What is required: For every line in the data below that contains "ylabel", copy the line.

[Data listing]
** Begin **

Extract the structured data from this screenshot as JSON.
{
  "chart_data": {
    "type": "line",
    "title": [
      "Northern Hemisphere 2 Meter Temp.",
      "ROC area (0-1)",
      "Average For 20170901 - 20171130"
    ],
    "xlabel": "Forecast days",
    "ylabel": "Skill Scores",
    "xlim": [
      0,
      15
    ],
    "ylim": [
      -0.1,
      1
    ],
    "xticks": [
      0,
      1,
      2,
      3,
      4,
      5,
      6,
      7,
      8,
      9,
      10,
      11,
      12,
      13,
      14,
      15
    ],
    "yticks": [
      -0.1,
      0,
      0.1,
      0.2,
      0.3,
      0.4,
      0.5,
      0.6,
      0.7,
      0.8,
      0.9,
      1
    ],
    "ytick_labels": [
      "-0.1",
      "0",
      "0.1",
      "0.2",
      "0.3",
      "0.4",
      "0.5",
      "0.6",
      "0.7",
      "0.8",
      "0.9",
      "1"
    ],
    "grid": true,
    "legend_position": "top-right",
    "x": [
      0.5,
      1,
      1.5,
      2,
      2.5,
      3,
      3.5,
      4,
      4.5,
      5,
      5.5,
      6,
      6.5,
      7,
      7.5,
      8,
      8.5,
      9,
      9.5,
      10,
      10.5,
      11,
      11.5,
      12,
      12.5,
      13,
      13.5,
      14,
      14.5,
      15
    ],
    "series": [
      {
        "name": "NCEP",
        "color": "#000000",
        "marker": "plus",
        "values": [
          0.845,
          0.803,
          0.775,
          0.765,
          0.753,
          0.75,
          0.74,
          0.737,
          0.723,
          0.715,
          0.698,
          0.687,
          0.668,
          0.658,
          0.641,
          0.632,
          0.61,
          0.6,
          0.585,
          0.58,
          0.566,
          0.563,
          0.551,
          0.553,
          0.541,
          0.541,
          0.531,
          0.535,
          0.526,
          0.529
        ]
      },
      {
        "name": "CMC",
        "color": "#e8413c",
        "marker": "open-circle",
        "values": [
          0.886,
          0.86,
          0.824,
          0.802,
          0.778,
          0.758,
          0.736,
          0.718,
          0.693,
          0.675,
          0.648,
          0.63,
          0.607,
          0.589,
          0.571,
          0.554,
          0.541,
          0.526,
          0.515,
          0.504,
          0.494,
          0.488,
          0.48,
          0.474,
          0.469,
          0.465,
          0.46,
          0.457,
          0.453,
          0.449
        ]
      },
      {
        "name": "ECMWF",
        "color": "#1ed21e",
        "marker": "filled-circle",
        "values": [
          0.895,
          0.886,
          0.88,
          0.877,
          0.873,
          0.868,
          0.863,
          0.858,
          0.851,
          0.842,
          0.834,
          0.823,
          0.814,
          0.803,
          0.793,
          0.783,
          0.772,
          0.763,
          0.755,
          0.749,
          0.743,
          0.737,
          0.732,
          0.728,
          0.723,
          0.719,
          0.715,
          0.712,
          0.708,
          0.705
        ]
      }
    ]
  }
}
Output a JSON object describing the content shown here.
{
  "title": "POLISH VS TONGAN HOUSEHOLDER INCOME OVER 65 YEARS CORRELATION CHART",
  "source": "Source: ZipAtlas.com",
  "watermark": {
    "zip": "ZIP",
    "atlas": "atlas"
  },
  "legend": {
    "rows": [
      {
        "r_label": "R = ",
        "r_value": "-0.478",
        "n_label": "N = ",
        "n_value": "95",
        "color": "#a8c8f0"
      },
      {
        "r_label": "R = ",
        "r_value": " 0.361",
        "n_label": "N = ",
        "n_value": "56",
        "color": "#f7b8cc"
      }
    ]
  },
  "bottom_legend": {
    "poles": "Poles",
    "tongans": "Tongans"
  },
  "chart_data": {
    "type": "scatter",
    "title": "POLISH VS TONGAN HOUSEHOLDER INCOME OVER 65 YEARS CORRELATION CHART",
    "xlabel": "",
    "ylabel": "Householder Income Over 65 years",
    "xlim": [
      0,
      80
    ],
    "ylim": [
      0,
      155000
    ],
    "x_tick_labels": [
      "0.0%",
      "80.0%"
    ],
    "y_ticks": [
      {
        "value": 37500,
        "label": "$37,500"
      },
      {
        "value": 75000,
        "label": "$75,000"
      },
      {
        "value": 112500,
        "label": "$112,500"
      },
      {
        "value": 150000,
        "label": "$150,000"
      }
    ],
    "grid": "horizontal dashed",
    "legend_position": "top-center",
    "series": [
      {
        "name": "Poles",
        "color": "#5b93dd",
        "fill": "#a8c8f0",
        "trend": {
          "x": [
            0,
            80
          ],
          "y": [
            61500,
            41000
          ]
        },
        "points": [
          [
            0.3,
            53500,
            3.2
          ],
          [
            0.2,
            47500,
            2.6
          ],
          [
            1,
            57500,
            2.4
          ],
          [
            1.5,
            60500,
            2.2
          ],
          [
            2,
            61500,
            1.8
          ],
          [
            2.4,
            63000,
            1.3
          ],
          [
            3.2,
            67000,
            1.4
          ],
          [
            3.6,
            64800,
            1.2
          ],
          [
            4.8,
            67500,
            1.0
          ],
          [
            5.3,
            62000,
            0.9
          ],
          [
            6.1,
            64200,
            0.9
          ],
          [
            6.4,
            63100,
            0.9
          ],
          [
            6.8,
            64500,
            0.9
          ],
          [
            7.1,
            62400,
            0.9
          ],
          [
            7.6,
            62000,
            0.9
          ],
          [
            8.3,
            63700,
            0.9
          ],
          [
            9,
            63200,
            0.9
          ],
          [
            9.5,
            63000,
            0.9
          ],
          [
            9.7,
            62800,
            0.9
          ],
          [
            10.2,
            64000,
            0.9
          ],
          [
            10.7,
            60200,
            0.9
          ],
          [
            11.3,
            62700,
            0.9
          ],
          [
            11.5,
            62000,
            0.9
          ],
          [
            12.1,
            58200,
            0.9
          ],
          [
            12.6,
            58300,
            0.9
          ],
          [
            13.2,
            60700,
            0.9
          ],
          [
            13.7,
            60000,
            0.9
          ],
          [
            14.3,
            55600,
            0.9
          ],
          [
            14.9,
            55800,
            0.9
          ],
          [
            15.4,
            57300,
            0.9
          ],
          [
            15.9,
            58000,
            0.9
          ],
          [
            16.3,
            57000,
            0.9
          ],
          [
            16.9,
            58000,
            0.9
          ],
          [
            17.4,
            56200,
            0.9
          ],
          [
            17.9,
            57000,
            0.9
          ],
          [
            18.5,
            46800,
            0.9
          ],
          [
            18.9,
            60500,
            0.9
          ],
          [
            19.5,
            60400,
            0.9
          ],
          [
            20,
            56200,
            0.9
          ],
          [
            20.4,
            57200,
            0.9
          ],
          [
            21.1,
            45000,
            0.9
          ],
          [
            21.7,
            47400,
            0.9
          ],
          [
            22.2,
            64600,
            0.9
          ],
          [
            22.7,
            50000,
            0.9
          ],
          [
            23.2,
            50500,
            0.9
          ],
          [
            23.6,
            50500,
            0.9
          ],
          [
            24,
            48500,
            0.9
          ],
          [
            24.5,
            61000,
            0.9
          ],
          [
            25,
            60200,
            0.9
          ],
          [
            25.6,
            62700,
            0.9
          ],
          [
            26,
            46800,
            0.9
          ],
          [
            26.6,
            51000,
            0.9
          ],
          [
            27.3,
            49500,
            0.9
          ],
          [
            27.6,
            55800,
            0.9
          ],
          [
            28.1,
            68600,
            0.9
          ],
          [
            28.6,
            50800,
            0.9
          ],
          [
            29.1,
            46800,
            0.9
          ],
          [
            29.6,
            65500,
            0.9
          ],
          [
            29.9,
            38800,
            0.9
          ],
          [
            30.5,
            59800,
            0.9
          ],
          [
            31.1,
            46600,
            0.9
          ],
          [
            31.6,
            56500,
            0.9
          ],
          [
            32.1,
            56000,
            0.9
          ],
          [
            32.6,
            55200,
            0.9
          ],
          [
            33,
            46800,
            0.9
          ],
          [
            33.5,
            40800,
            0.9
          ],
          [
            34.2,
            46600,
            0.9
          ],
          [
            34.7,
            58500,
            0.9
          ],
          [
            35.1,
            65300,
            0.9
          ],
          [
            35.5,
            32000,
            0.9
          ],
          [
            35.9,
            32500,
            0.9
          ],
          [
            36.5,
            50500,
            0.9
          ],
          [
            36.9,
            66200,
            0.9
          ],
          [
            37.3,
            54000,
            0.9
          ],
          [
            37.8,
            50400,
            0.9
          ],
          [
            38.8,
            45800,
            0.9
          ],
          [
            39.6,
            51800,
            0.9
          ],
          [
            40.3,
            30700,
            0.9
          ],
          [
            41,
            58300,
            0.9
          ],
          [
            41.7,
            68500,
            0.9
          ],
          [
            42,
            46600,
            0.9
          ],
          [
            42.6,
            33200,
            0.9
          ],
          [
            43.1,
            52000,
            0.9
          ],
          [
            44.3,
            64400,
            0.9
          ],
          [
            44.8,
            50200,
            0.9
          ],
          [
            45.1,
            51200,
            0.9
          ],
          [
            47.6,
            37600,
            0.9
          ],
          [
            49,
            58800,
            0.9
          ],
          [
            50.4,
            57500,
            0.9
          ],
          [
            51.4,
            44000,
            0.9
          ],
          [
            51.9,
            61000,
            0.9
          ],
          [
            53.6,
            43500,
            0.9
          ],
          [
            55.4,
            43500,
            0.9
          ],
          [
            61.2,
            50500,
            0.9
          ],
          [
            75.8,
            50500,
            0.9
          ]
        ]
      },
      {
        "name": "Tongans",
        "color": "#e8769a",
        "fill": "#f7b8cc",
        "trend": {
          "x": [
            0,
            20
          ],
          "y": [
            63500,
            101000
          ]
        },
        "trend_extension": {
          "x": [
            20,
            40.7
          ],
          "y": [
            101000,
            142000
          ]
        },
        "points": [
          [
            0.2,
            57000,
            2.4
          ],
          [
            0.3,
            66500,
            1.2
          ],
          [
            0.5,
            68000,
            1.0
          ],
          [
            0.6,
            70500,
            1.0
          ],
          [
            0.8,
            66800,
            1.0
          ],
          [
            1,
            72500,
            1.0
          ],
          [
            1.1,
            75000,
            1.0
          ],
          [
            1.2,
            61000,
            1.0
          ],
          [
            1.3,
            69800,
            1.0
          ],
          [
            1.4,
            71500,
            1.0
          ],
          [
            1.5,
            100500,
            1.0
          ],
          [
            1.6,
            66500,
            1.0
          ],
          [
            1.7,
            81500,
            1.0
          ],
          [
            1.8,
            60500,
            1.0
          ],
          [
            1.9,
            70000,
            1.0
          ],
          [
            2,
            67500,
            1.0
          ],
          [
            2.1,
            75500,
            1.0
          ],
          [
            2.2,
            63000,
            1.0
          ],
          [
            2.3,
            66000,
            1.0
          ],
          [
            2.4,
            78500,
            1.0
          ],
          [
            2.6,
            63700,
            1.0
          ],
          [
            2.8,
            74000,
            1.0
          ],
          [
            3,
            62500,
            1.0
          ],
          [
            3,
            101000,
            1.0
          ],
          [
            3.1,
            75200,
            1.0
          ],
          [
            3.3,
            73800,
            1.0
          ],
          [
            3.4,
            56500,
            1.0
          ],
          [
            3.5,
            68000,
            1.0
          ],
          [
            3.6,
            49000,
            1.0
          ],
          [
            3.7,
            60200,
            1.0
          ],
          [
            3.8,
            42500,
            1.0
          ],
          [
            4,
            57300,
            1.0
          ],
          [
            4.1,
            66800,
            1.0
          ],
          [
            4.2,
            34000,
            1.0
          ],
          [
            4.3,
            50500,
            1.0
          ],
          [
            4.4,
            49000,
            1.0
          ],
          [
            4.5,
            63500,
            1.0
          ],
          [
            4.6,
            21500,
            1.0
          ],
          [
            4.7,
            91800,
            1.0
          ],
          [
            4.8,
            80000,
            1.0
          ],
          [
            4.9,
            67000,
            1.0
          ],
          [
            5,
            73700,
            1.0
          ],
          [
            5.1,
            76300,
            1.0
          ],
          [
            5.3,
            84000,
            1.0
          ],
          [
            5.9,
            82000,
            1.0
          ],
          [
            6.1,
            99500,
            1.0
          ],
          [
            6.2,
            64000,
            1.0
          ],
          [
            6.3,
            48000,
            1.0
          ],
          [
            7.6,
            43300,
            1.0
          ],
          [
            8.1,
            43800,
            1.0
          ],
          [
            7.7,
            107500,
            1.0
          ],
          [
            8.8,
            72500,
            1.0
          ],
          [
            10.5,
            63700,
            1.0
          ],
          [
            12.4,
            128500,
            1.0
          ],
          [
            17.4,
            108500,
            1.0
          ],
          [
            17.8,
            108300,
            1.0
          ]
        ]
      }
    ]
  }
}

** End **

Worked solution:
    "ylabel": "Skill Scores",
    "ylabel": "Householder Income Over 65 years",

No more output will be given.